* _SET EXERCISE_
Please filter the entries below and copy out each line that contains the string "track".

****

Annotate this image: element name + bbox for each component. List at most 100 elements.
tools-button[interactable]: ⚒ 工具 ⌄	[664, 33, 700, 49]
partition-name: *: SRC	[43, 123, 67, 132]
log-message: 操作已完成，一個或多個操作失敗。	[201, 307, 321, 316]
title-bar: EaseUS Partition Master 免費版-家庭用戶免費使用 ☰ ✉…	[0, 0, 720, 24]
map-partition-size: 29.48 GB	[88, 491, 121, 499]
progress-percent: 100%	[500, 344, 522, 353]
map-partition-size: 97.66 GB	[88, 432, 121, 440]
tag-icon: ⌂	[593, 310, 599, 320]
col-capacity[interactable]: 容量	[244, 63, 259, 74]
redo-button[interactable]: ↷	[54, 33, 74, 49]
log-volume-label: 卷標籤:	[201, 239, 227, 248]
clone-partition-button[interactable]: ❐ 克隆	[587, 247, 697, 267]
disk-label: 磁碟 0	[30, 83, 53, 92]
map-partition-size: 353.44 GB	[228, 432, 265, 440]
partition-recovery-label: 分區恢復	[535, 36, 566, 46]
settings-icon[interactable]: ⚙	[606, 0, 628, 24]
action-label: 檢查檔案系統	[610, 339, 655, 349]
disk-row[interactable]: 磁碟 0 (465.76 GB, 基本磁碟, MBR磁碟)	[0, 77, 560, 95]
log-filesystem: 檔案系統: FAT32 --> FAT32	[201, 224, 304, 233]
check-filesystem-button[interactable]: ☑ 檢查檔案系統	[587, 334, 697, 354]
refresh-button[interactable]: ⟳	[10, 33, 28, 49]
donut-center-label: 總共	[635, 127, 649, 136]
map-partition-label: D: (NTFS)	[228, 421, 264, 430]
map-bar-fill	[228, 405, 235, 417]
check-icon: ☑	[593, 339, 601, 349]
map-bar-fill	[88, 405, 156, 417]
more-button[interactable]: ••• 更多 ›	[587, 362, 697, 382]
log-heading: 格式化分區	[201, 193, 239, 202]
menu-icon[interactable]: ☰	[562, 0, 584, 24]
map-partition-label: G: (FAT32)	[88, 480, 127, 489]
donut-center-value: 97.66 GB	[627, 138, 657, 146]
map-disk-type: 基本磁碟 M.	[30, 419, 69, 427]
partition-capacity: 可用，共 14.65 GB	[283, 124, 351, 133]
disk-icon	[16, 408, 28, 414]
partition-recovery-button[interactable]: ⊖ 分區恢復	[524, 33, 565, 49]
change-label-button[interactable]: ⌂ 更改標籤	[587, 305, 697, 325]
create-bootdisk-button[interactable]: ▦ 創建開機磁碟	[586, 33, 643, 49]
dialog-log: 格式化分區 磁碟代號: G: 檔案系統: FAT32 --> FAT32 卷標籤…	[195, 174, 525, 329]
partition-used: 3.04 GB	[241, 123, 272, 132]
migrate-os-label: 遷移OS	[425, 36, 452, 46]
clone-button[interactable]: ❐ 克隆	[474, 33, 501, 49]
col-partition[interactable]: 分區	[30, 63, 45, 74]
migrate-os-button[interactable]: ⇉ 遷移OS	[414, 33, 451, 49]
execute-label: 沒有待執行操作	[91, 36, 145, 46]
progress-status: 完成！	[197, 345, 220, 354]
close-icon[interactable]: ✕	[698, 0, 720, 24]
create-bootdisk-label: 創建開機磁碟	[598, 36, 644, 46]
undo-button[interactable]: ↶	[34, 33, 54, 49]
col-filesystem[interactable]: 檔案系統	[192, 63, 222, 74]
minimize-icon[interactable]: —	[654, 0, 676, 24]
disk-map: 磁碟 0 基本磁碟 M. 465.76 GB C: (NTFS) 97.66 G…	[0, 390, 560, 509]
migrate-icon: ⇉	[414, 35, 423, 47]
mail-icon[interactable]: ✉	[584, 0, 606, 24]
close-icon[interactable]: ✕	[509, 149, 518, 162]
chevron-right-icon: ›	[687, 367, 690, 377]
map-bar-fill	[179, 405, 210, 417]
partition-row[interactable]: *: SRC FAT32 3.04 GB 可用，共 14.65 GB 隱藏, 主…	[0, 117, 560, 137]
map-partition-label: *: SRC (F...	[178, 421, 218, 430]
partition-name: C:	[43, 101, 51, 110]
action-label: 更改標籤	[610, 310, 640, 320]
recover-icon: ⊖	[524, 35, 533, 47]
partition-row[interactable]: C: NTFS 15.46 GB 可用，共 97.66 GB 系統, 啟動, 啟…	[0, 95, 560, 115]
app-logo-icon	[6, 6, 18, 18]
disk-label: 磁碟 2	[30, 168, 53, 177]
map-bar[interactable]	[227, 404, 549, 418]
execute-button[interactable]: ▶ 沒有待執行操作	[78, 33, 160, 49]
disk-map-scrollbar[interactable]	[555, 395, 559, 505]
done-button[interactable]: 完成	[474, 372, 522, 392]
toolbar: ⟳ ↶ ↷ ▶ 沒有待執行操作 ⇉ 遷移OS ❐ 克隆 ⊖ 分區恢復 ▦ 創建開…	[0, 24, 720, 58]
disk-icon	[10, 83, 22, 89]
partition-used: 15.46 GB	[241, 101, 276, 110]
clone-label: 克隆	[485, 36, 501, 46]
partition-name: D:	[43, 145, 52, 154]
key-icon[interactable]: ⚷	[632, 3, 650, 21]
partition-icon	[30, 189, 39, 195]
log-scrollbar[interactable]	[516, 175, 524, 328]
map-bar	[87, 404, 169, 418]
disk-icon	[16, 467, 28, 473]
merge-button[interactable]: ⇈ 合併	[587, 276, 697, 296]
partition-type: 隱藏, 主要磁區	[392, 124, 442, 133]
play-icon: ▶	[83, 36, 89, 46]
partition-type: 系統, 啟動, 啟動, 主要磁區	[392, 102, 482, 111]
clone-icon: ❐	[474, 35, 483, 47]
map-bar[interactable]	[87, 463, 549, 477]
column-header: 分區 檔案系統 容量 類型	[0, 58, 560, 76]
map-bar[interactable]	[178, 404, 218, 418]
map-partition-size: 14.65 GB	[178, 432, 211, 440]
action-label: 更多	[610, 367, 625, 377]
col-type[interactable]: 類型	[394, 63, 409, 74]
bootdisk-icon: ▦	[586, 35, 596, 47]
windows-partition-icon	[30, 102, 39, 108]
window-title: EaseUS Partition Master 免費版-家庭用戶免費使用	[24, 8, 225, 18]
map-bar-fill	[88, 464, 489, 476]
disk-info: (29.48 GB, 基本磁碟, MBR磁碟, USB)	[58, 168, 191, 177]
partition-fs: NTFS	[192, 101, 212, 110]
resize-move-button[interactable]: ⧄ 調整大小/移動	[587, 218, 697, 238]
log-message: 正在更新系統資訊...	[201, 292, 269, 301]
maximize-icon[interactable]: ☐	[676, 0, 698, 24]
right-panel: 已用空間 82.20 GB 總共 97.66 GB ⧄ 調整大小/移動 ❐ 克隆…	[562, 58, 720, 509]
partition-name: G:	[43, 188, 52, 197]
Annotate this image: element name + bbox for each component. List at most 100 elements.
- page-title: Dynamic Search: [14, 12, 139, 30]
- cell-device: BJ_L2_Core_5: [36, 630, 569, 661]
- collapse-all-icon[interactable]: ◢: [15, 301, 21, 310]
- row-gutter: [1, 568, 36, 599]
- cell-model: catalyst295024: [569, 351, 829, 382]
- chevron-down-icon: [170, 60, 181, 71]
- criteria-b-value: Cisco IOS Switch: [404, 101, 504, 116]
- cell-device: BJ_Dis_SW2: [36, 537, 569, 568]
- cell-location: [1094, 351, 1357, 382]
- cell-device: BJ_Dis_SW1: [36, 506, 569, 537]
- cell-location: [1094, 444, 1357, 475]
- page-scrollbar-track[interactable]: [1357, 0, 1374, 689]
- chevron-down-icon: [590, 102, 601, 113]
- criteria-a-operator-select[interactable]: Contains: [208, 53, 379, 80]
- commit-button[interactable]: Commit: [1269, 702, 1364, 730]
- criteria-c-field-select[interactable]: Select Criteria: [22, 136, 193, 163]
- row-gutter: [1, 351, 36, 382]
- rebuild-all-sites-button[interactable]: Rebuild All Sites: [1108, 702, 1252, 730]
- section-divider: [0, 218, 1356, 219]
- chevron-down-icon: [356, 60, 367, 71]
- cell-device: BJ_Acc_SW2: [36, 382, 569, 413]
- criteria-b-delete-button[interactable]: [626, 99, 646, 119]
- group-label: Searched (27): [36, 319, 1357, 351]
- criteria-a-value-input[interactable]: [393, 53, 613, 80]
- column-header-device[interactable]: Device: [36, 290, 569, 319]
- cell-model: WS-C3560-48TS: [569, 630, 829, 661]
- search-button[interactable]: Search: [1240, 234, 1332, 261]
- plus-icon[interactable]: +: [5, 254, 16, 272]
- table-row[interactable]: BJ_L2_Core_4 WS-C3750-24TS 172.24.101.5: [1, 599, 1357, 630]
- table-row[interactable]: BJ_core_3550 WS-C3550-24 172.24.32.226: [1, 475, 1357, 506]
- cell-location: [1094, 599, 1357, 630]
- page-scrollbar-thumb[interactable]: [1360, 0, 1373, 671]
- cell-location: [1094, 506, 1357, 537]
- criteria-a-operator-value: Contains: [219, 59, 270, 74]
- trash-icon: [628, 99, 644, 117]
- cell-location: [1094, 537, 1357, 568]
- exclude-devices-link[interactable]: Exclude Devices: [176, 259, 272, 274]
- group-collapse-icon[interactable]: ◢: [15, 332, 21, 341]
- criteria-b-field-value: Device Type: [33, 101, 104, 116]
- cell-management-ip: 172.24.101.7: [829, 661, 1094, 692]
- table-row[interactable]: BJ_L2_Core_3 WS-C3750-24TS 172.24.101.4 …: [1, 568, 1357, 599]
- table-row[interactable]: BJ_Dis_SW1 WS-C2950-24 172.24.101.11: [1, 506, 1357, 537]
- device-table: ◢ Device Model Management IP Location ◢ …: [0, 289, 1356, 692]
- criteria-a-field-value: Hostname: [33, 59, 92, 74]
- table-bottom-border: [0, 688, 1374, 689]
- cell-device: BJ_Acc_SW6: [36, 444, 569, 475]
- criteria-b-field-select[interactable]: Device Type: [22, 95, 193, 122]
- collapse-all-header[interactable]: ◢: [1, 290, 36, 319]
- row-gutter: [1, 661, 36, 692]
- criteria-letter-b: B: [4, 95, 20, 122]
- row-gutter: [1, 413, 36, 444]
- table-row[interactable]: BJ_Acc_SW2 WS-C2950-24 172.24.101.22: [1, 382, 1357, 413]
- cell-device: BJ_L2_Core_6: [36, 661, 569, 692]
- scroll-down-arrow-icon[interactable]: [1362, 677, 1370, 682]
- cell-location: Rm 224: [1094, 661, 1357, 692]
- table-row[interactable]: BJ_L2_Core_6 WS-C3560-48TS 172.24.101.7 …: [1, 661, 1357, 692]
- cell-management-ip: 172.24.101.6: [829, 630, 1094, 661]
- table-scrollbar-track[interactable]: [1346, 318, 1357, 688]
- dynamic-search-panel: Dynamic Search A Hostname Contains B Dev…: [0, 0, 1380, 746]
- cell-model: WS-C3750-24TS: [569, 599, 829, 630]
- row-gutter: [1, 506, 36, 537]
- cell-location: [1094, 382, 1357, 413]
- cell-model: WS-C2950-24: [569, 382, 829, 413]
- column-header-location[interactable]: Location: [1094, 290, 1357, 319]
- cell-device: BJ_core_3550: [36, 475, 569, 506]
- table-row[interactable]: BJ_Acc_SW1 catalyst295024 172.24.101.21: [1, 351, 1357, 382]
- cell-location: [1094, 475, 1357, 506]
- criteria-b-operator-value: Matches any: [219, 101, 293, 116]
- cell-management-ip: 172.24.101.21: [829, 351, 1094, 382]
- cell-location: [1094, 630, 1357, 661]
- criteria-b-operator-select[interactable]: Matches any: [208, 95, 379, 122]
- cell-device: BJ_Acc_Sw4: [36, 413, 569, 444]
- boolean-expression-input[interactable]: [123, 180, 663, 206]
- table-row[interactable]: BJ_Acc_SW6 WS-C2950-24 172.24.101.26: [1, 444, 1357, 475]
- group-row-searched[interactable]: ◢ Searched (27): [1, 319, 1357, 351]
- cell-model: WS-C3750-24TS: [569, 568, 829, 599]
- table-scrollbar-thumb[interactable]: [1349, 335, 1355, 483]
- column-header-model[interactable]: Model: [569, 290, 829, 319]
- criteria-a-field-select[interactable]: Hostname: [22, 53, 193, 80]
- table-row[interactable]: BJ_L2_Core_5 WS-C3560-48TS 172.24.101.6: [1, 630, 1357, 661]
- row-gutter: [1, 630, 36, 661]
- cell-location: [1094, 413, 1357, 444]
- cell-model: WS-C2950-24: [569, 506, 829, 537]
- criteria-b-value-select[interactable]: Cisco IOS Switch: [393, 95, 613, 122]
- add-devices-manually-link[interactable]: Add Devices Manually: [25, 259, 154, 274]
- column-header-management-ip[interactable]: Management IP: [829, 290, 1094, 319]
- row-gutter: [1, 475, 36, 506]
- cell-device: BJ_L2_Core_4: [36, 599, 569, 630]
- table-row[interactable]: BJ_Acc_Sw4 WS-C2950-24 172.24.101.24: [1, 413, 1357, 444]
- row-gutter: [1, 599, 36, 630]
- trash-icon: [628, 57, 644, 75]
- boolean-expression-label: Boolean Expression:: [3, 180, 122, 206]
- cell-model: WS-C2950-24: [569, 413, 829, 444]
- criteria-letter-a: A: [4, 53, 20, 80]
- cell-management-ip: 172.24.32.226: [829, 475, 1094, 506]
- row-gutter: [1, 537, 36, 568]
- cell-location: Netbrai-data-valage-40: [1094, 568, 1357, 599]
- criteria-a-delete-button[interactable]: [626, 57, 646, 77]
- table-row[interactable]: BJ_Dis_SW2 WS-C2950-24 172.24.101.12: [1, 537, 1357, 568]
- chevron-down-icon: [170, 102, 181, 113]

****

* _TASK ANSWER_
- page-scrollbar-track[interactable]: [1357, 0, 1374, 689]
- table-scrollbar-track[interactable]: [1346, 318, 1357, 688]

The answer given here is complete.